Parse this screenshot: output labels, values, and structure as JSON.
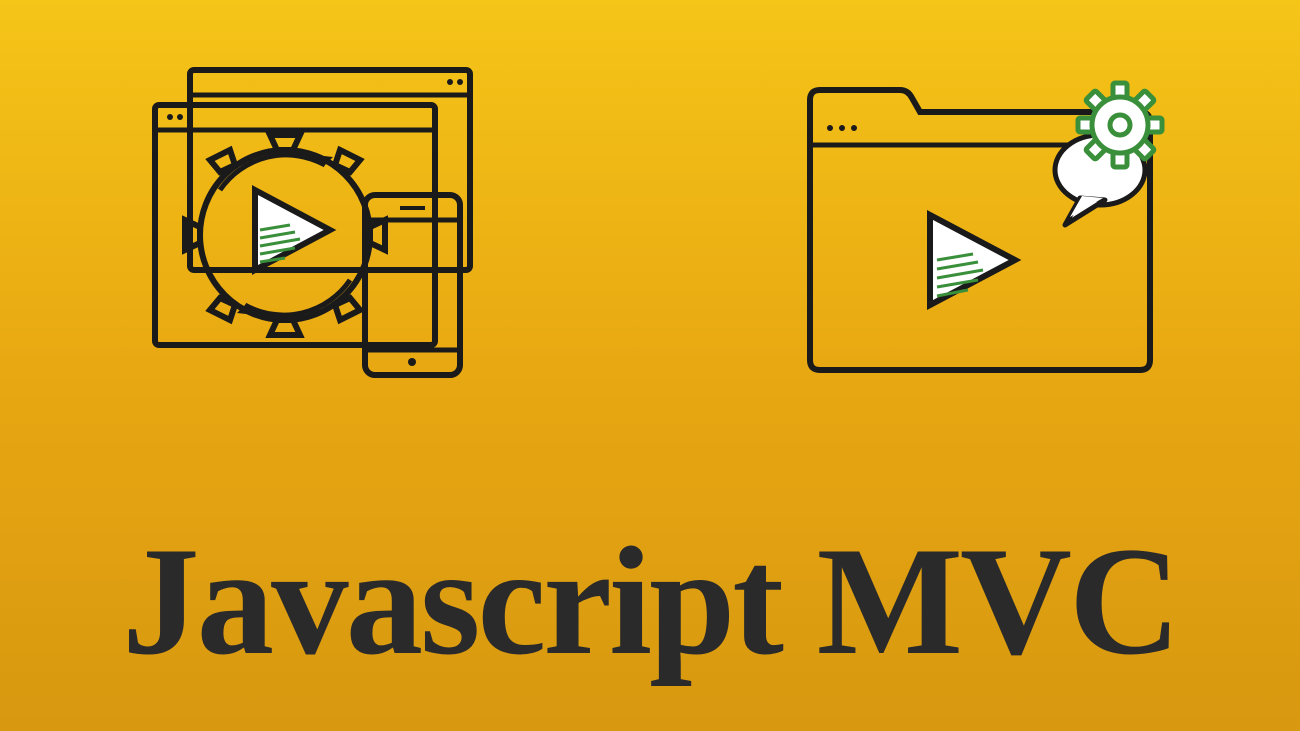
{
  "title": "Javascript MVC",
  "colors": {
    "background_top": "#f5c518",
    "background_bottom": "#d89810",
    "text": "#2a2a2a",
    "stroke": "#1a1a1a",
    "accent_green": "#3a8f3a",
    "white": "#ffffff"
  },
  "icons": {
    "left": "devices-gear-play",
    "right": "folder-gear-play"
  }
}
════════════════
Short problem: Return the listing above word for word, with the pictures removed.

Finished answer:
Parse this screenshot: output labels, values, and structure as JSON.
{
  "title": "Javascript MVC",
  "colors": {
    "background_top": "#f5c518",
    "background_bottom": "#d89810",
    "text": "#2a2a2a",
    "stroke": "#1a1a1a",
    "accent_green": "#3a8f3a",
    "white": "#ffffff"
  },
  "icons": {
    "left": "devices-gear-play",
    "right": "folder-gear-play"
  }
}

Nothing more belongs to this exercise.